**THE REQUEST**
Pictures don't belong in the copy; print all the records exactly.

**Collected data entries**
* START *
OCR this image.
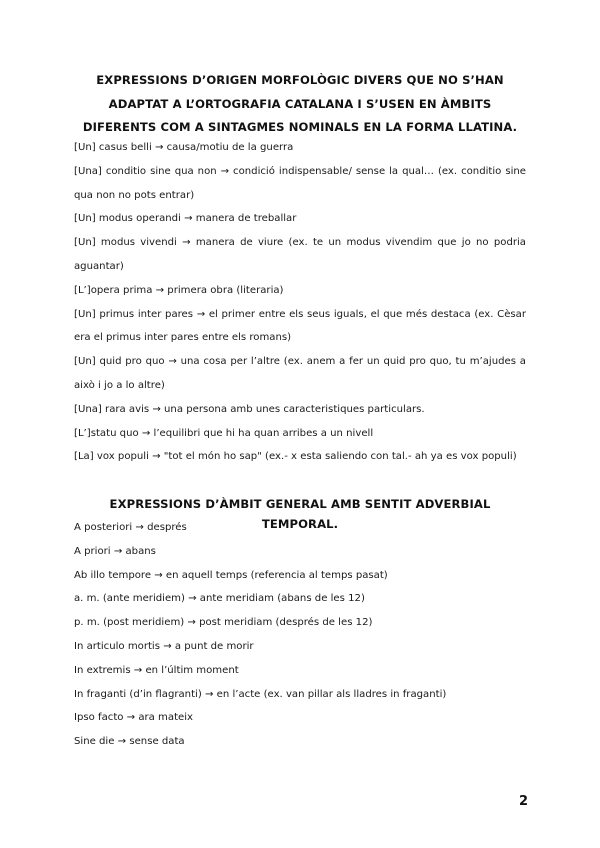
EXPRESSIONS D’ORIGEN MORFOLÒGIC DIVERS QUE NO S’HAN ADAPTAT A L’ORTOGRAFIA CATALANA I S’USEN EN ÀMBITS DIFERENTS COM A SINTAGMES NOMINALS EN LA FORMA LLATINA.

[Un] casus belli → causa/motiu de la guerra

[Una] conditio sine qua non → condició indispensable/ sense la qual… (ex. conditio sine qua non no pots entrar)

[Un] modus operandi → manera de treballar

[Un] modus vivendi → manera de viure (ex. te un modus vivendim que jo no podria aguantar)

[L’]opera prima → primera obra (literaria)

[Un] primus inter pares → el primer entre els seus iguals, el que més destaca (ex. Cèsar era el primus inter pares entre els romans)

[Un] quid pro quo → una cosa per l’altre (ex. anem a fer un quid pro quo, tu m’ajudes a això i jo a lo altre)

[Una] rara avis → una persona amb unes caracteristiques particulars.

[L’]statu quo → l’equilibri que hi ha quan arribes a un nivell

[La] vox populi → "tot el món ho sap" (ex.- x esta saliendo con tal.- ah ya es vox populi)

EXPRESSIONS D’ÀMBIT GENERAL AMB SENTIT ADVERBIAL TEMPORAL.

A posteriori → després

A priori → abans

Ab illo tempore → en aquell temps (referencia al temps pasat)

a. m. (ante meridiem) → ante meridiam (abans de les 12)

p. m. (post meridiem) → post meridiam (després de les 12)

In articulo mortis → a punt de morir

In extremis → en l’últim moment

In fraganti (d’in flagranti) → en l’acte (ex. van pillar als lladres in fraganti)

Ipso facto → ara mateix

Sine die → sense data

2
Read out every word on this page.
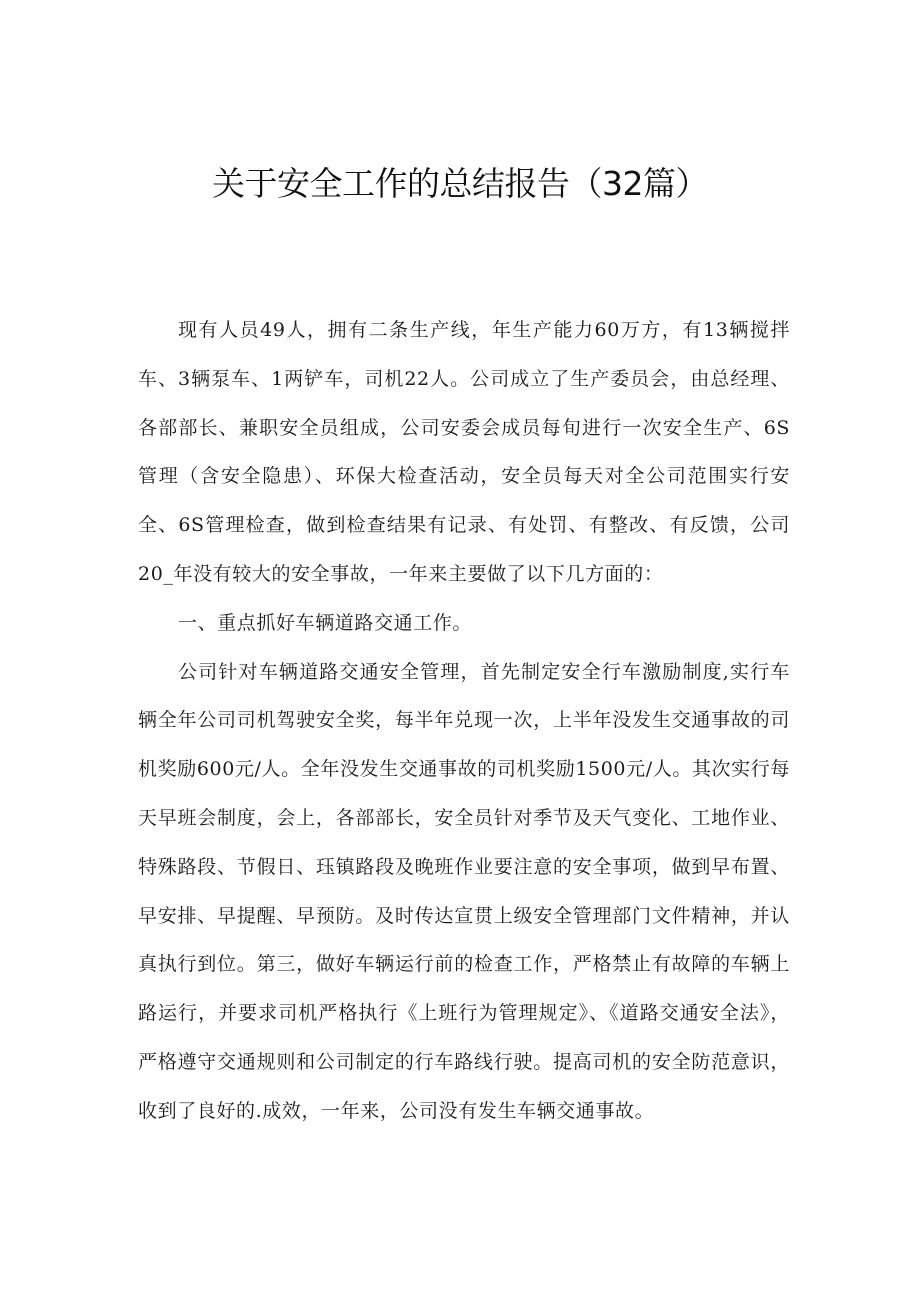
关于安全工作的总结报告（32篇）

现有人员49人，拥有二条生产线，年生产能力60万方，有13辆搅拌车、3辆泵车、1两铲车，司机22人。公司成立了生产委员会，由总经理、各部部长、兼职安全员组成，公司安委会成员每旬进行一次安全生产、6S管理（含安全隐患）、环保大检查活动，安全员每天对全公司范围实行安全、6S管理检查，做到检查结果有记录、有处罚、有整改、有反馈，公司20_年没有较大的安全事故，一年来主要做了以下几方面的：

一、重点抓好车辆道路交通工作。

公司针对车辆道路交通安全管理，首先制定安全行车激励制度,实行车辆全年公司司机驾驶安全奖，每半年兑现一次，上半年没发生交通事故的司机奖励600元/人。全年没发生交通事故的司机奖励1500元/人。其次实行每天早班会制度，会上，各部部长，安全员针对季节及天气变化、工地作业、特殊路段、节假日、珏镇路段及晚班作业要注意的安全事项，做到早布置、早安排、早提醒、早预防。及时传达宣贯上级安全管理部门文件精神，并认真执行到位。第三，做好车辆运行前的检查工作，严格禁止有故障的车辆上路运行，并要求司机严格执行《上班行为管理规定》、《道路交通安全法》，严格遵守交通规则和公司制定的行车路线行驶。提高司机的安全防范意识，收到了良好的.成效，一年来，公司没有发生车辆交通事故。
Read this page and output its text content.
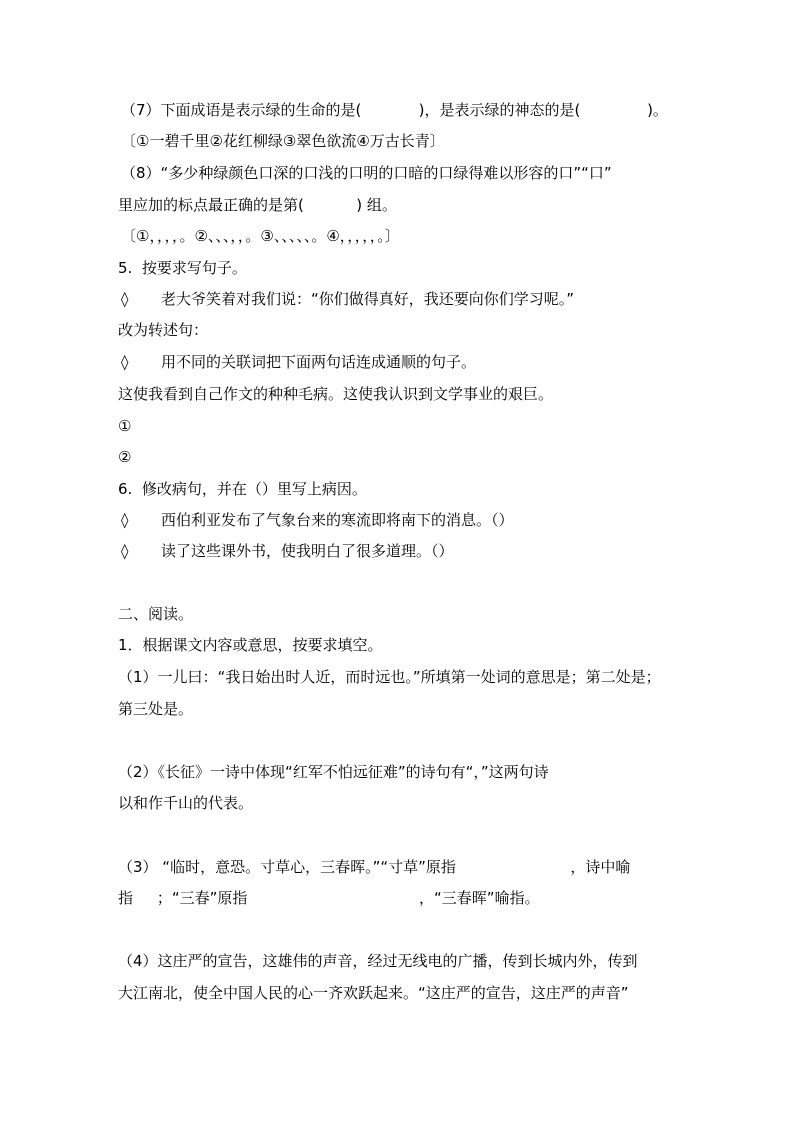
（7）下面成语是表示绿的生命的是(            )，是表示绿的神态的是(              )。
〔①一碧千里②花红柳绿③翠色欲流④万古长青〕
（8）“多少种绿颜色口深的口浅的口明的口暗的口绿得难以形容的口”“口”
里应加的标点最正确的是第(           ) 组。
〔①，，，，。②、、、，，。③、、、、、。④，，，，，。〕
5.  按要求写句子。
◊ 老大爷笑着对我们说：“你们做得真好，我还要向你们学习呢。”
改为转述句：
◊ 用不同的关联词把下面两句话连成通顺的句子。
这使我看到自己作文的种种毛病。这使我认识到文学事业的艰巨。
①
②
6.  修改病句，并在（）里写上病因。
◊ 西伯利亚发布了气象台来的寒流即将南下的消息。（）
◊ 读了这些课外书，使我明白了很多道理。（）
二、阅读。
1．根据课文内容或意思，按要求填空。
（1）一儿曰：“我日始出时人近，而时远也。”所填第一处词的意思是；第二处是；
第三处是。
（2）《长征》一诗中体现“红军不怕远征难”的诗句有“，”这两句诗
以和作千山的代表。
（3） “临时，意恐。寸草心，三春晖。”“寸草”原指                        ，诗中喻
指     ；“三春”原指                                    ，“三春晖”喻指。
（4）这庄严的宣告，这雄伟的声音，经过无线电的广播，传到长城内外，传到
大江南北，使全中国人民的心一齐欢跃起来。“这庄严的宣告，这庄严的声音”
* END *
**EXERCISE OUTPUT**
OCR this image.
EXPRESSIONS D’ORIGEN MORFOLÒGIC DIVERS QUE NO S’HAN ADAPTAT A L’ORTOGRAFIA CATALANA I S’USEN EN ÀMBITS DIFERENTS COM A SINTAGMES NOMINALS EN LA FORMA LLATINA.

[Un] casus belli → causa/motiu de la guerra

[Una] conditio sine qua non → condició indispensable/ sense la qual… (ex. conditio sine qua non no pots entrar)

[Un] modus operandi → manera de treballar

[Un] modus vivendi → manera de viure (ex. te un modus vivendim que jo no podria aguantar)

[L’]opera prima → primera obra (literaria)

[Un] primus inter pares → el primer entre els seus iguals, el que més destaca (ex. Cèsar era el primus inter pares entre els romans)

[Un] quid pro quo → una cosa per l’altre (ex. anem a fer un quid pro quo, tu m’ajudes a això i jo a lo altre)

[Una] rara avis → una persona amb unes caracteristiques particulars.

[L’]statu quo → l’equilibri que hi ha quan arribes a un nivell

[La] vox populi → "tot el món ho sap" (ex.- x esta saliendo con tal.- ah ya es vox populi)

EXPRESSIONS D’ÀMBIT GENERAL AMB SENTIT ADVERBIAL TEMPORAL.

A posteriori → després

A priori → abans

Ab illo tempore → en aquell temps (referencia al temps pasat)

a. m. (ante meridiem) → ante meridiam (abans de les 12)

p. m. (post meridiem) → post meridiam (després de les 12)

In articulo mortis → a punt de morir

In extremis → en l’últim moment

In fraganti (d’in flagranti) → en l’acte (ex. van pillar als lladres in fraganti)

Ipso facto → ara mateix

Sine die → sense data

2
Read out every word on this page.
关于安全工作的总结报告（32篇）

现有人员49人，拥有二条生产线，年生产能力60万方，有13辆搅拌车、3辆泵车、1两铲车，司机22人。公司成立了生产委员会，由总经理、各部部长、兼职安全员组成，公司安委会成员每旬进行一次安全生产、6S管理（含安全隐患）、环保大检查活动，安全员每天对全公司范围实行安全、6S管理检查，做到检查结果有记录、有处罚、有整改、有反馈，公司20_年没有较大的安全事故，一年来主要做了以下几方面的：

一、重点抓好车辆道路交通工作。

公司针对车辆道路交通安全管理，首先制定安全行车激励制度,实行车辆全年公司司机驾驶安全奖，每半年兑现一次，上半年没发生交通事故的司机奖励600元/人。全年没发生交通事故的司机奖励1500元/人。其次实行每天早班会制度，会上，各部部长，安全员针对季节及天气变化、工地作业、特殊路段、节假日、珏镇路段及晚班作业要注意的安全事项，做到早布置、早安排、早提醒、早预防。及时传达宣贯上级安全管理部门文件精神，并认真执行到位。第三，做好车辆运行前的检查工作，严格禁止有故障的车辆上路运行，并要求司机严格执行《上班行为管理规定》、《道路交通安全法》，严格遵守交通规则和公司制定的行车路线行驶。提高司机的安全防范意识，收到了良好的.成效，一年来，公司没有发生车辆交通事故。
Read this page and output its text content.
（7）下面成语是表示绿的生命的是(            )，是表示绿的神态的是(              )。
〔①一碧千里②花红柳绿③翠色欲流④万古长青〕
（8）“多少种绿颜色口深的口浅的口明的口暗的口绿得难以形容的口”“口”
里应加的标点最正确的是第(           ) 组。
〔①，，，，。②、、、，，。③、、、、、。④，，，，，。〕
5.  按要求写句子。
◊ 老大爷笑着对我们说：“你们做得真好，我还要向你们学习呢。”
改为转述句：
◊ 用不同的关联词把下面两句话连成通顺的句子。
这使我看到自己作文的种种毛病。这使我认识到文学事业的艰巨。
①
②
6.  修改病句，并在（）里写上病因。
◊ 西伯利亚发布了气象台来的寒流即将南下的消息。（）
◊ 读了这些课外书，使我明白了很多道理。（）
二、阅读。
1．根据课文内容或意思，按要求填空。
（1）一儿曰：“我日始出时人近，而时远也。”所填第一处词的意思是；第二处是；
第三处是。
（2）《长征》一诗中体现“红军不怕远征难”的诗句有“，”这两句诗
以和作千山的代表。
（3） “临时，意恐。寸草心，三春晖。”“寸草”原指                        ，诗中喻
指     ；“三春”原指                                    ，“三春晖”喻指。
（4）这庄严的宣告，这雄伟的声音，经过无线电的广播，传到长城内外，传到
大江南北，使全中国人民的心一齐欢跃起来。“这庄严的宣告，这庄严的声音”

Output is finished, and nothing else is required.